### WHAT THE EXERCISE ASKS
Below are records; count the lines in them that hold "this" and give only the count.
:: LISTING ::
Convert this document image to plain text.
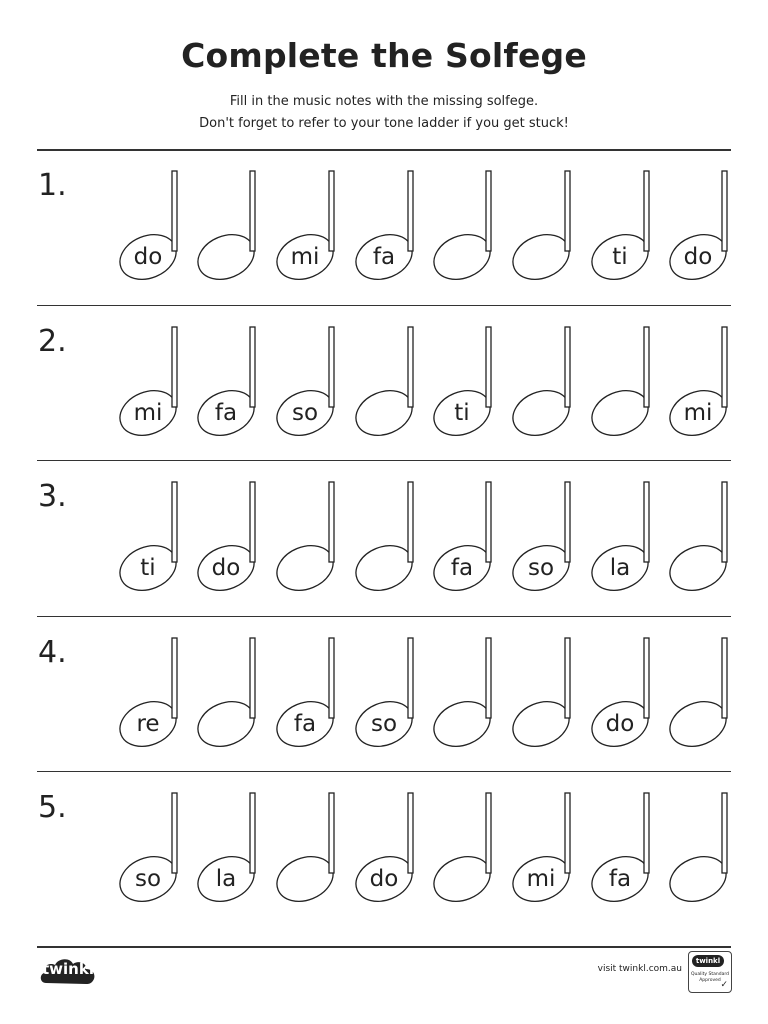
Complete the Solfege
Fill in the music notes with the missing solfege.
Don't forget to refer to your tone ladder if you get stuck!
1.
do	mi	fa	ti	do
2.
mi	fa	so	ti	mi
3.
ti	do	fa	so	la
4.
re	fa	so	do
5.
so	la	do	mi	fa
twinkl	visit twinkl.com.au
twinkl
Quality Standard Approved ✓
:::
:: LISTING ::
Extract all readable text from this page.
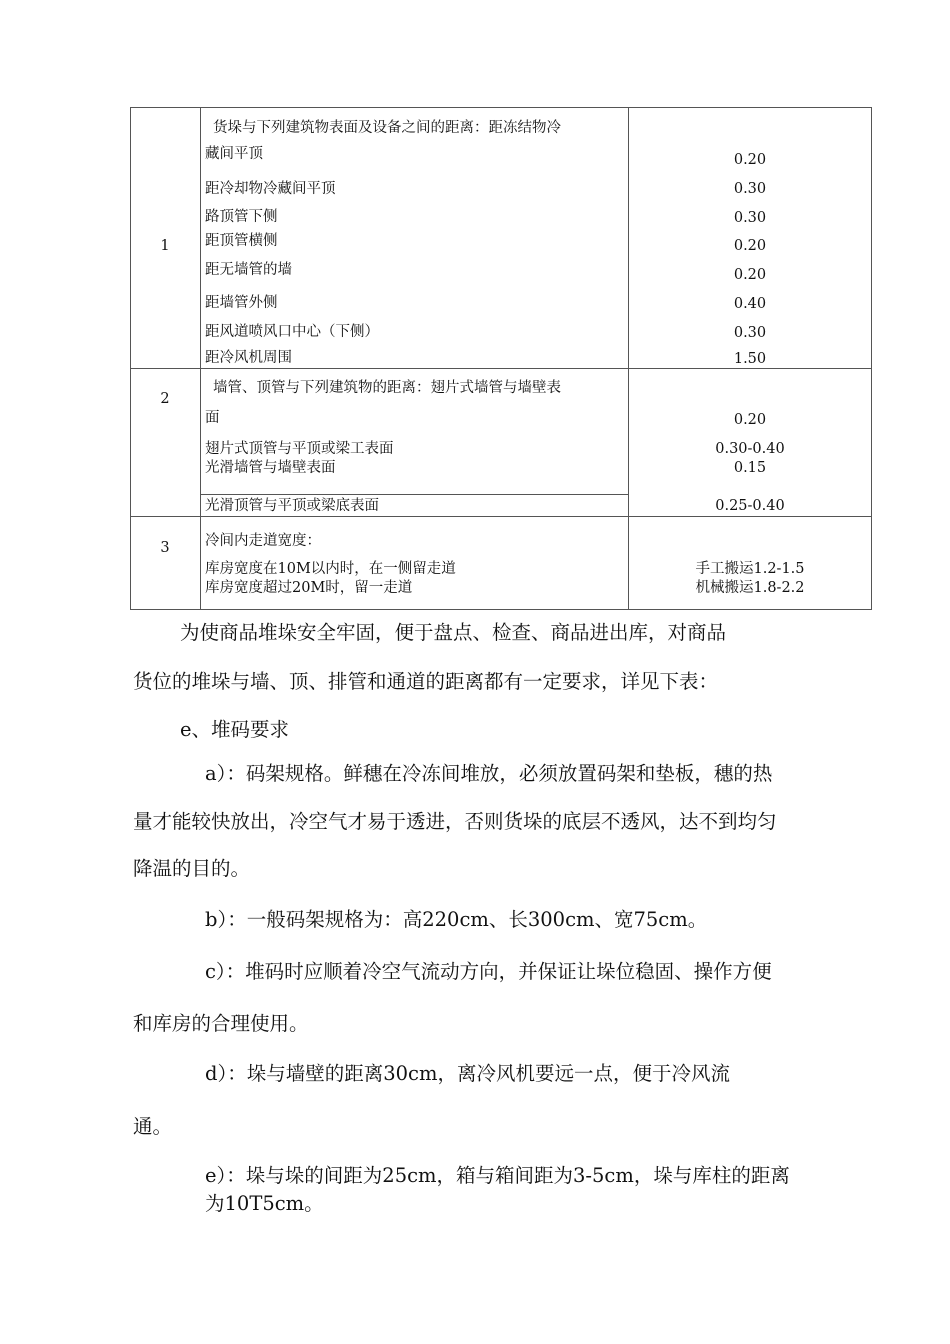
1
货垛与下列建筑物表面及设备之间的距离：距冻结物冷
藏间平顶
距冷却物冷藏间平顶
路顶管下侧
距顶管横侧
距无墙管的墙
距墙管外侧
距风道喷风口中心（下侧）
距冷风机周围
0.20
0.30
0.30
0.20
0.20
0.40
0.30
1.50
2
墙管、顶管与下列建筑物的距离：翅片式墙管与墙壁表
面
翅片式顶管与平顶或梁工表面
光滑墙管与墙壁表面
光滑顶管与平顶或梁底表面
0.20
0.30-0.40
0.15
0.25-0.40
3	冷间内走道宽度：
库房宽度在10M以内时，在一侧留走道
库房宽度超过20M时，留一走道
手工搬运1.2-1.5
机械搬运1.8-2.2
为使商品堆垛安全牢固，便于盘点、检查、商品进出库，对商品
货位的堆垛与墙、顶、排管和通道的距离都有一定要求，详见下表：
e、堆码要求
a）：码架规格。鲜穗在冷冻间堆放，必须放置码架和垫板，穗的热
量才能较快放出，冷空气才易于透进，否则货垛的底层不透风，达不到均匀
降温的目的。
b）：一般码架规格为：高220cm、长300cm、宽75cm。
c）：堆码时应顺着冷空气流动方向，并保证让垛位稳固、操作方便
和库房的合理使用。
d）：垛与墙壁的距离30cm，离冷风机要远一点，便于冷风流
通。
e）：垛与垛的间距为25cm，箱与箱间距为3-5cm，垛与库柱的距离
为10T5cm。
:::
### RESPONSE TO THE EXERCISE
2